What the task asks: Search the listing below for "from". Copy each matching line.

Material for the task:
-- Begin --
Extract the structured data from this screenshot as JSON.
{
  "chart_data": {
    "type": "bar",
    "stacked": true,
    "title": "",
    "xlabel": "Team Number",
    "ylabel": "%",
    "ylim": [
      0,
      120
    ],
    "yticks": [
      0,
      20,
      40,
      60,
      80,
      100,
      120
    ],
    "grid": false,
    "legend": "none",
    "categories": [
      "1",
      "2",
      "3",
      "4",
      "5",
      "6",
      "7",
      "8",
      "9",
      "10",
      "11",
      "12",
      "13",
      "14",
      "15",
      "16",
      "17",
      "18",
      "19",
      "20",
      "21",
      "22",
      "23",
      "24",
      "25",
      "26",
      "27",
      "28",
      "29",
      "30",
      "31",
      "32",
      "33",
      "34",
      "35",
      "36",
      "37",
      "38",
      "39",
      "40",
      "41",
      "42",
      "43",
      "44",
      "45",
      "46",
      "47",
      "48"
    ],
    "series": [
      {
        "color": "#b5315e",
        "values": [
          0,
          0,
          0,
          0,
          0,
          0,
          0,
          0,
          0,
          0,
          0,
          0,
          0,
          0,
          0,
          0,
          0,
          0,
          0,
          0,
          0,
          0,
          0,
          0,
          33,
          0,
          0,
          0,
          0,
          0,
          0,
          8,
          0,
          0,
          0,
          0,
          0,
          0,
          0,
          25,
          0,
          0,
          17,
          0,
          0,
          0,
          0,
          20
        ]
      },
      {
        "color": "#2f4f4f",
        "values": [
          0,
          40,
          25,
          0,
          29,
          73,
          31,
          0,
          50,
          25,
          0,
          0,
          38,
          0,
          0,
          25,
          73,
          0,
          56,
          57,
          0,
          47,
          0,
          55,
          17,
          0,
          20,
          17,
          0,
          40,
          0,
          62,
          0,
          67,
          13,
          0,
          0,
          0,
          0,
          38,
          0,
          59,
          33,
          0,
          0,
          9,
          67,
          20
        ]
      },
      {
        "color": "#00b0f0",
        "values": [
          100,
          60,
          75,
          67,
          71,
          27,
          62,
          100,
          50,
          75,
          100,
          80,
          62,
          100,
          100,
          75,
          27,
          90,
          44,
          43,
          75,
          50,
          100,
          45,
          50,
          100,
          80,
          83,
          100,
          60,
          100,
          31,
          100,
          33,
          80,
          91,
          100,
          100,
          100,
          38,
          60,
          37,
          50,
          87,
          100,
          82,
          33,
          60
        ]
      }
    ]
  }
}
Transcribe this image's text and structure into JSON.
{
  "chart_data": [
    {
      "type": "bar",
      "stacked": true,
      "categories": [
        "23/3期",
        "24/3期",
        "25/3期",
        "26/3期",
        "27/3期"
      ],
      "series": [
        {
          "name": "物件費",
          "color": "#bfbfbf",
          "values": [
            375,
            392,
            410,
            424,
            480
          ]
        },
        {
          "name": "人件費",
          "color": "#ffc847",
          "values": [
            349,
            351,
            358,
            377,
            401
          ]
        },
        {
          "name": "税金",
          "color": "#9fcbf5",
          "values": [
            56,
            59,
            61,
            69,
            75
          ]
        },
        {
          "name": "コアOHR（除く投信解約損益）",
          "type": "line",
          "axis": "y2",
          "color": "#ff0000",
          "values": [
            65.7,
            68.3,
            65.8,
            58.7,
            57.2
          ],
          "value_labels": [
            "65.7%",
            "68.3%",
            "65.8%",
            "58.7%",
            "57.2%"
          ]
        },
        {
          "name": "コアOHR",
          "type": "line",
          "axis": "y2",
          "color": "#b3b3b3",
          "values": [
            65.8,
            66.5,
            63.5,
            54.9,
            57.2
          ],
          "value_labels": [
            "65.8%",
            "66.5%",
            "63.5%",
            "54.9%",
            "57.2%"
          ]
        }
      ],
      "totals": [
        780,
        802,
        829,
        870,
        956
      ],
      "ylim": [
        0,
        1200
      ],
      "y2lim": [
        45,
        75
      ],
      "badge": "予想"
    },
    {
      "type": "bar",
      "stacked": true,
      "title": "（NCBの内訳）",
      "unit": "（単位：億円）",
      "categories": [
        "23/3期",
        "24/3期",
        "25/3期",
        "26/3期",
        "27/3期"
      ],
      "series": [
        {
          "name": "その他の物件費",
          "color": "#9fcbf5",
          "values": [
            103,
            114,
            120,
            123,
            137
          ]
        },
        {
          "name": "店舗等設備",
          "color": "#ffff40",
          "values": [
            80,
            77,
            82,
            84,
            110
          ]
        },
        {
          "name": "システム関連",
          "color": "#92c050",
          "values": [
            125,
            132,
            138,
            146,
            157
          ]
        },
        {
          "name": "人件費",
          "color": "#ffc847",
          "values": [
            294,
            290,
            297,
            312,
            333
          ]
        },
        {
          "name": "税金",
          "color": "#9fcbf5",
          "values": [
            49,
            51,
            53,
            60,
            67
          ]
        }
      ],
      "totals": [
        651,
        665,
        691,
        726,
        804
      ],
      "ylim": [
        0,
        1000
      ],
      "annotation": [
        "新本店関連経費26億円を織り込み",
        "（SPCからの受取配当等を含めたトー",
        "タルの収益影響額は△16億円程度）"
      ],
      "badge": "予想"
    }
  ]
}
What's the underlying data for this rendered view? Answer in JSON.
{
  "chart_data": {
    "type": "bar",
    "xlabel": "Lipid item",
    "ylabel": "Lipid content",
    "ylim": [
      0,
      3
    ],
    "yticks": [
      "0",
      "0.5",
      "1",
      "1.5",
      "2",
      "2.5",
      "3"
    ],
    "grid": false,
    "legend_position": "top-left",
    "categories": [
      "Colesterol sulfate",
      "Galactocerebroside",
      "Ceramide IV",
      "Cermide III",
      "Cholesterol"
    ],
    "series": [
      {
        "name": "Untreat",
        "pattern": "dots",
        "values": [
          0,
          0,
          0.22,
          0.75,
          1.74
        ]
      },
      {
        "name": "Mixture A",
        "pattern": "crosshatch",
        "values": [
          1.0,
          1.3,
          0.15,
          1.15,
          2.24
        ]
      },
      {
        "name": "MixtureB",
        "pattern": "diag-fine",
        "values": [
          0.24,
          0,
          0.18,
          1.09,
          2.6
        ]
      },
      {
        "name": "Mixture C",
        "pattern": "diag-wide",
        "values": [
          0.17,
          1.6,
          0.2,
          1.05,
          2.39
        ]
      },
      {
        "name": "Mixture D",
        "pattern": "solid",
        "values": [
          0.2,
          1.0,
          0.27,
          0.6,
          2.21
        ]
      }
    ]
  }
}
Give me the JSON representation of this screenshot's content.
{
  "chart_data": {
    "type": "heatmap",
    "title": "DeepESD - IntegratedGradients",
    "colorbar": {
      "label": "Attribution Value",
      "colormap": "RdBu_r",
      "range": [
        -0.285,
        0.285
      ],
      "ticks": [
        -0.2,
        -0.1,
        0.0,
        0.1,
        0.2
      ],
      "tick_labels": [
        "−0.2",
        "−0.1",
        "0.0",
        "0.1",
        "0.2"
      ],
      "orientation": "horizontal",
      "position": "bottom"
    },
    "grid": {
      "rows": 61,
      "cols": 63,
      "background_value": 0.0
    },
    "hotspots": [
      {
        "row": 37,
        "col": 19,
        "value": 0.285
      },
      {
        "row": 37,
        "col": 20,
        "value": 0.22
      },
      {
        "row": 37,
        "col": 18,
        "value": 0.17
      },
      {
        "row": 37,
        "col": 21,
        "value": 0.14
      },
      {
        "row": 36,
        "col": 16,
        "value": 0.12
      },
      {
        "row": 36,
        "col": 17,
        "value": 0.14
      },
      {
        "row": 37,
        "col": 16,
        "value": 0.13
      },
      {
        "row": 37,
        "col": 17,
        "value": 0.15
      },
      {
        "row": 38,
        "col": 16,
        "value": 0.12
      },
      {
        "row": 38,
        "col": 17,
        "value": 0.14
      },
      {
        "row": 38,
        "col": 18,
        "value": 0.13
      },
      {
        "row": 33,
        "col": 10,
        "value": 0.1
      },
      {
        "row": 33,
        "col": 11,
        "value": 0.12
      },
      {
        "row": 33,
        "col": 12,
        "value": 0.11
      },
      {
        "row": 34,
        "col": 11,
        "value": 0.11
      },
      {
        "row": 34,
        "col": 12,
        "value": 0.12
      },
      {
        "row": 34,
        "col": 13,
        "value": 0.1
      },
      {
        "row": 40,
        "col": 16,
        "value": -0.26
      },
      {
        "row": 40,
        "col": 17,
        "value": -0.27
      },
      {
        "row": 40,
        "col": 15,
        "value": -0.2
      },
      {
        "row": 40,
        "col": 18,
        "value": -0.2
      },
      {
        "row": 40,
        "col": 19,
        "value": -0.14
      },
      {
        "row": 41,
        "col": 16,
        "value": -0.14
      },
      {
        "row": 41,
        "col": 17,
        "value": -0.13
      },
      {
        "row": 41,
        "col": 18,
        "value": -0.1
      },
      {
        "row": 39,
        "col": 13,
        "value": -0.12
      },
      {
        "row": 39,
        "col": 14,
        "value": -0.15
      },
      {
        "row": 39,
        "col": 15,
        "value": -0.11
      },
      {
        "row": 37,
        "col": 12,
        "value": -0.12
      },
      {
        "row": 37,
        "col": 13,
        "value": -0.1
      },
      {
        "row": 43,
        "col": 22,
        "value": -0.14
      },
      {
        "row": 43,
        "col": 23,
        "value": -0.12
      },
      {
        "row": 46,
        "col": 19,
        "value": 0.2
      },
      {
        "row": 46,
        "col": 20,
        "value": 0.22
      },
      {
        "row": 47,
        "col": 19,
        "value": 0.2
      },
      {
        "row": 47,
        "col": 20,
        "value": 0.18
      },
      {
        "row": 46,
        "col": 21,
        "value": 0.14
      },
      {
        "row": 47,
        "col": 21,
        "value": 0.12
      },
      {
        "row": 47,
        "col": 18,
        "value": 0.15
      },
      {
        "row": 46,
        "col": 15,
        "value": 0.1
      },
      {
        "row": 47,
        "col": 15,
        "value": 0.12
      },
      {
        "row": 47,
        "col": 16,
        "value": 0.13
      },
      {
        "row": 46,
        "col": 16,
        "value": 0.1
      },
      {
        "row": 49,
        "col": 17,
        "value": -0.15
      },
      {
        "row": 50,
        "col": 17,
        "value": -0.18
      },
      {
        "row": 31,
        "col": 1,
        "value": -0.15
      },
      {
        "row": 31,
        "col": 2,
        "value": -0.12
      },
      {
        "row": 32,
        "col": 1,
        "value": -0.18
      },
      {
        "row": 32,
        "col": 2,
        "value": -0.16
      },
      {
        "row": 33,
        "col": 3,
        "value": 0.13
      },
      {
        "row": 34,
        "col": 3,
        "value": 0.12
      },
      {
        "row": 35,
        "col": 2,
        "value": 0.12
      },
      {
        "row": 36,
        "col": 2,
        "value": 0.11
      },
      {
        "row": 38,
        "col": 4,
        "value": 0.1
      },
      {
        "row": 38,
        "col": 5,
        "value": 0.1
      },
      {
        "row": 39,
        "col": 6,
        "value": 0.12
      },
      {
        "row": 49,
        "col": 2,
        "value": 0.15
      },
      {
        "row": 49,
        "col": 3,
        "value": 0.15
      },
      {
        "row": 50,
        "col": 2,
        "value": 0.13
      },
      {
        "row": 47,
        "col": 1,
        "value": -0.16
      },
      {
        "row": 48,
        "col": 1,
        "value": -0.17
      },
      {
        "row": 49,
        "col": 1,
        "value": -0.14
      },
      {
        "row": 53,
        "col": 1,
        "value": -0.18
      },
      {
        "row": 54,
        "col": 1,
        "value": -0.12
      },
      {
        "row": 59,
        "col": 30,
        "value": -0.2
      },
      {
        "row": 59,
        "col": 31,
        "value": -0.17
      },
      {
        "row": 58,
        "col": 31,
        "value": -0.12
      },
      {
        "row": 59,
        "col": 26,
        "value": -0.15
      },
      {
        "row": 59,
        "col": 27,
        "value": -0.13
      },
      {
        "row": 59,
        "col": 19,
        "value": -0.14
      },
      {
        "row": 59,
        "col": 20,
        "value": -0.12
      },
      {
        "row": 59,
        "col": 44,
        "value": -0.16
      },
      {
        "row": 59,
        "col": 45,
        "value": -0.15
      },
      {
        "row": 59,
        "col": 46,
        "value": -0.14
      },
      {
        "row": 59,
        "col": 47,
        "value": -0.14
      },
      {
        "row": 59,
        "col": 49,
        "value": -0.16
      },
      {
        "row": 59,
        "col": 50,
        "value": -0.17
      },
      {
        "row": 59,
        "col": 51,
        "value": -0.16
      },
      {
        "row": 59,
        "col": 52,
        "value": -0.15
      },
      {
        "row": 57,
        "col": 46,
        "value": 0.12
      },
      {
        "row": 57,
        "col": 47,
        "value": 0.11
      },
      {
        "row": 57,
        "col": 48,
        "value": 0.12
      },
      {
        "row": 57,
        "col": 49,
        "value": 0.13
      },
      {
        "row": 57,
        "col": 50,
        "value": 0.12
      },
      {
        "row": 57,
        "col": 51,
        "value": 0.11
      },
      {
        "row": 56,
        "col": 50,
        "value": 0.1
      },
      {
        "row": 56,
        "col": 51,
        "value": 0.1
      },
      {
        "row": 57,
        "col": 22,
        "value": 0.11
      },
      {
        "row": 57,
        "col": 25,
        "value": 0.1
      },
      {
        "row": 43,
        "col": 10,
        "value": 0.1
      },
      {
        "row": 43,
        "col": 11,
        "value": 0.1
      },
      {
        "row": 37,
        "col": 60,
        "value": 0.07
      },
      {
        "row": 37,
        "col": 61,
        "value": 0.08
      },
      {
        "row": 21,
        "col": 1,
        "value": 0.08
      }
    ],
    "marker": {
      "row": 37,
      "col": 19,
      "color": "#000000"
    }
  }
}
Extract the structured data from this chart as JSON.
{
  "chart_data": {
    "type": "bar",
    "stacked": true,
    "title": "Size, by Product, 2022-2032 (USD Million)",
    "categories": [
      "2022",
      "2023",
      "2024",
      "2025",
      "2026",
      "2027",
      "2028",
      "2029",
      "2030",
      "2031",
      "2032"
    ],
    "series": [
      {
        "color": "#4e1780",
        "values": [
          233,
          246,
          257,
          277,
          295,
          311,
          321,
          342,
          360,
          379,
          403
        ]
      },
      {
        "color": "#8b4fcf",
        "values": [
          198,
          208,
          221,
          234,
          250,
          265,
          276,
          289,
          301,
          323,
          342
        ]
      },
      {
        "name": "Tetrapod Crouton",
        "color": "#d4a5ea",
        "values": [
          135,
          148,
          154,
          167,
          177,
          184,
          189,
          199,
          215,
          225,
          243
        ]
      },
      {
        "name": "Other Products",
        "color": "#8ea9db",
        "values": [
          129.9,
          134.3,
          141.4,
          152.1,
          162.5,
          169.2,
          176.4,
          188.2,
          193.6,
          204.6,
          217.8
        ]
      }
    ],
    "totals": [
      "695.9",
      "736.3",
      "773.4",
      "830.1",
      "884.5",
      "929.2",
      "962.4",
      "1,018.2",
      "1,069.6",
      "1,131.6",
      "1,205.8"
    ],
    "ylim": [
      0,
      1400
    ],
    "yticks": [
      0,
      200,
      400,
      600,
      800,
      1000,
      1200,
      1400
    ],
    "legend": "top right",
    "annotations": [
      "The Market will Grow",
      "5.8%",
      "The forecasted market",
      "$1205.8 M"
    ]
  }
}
-- End --
Task solution:
Extract the structured data from this screenshot as JSON.
Extract the structured data from this chart as JSON.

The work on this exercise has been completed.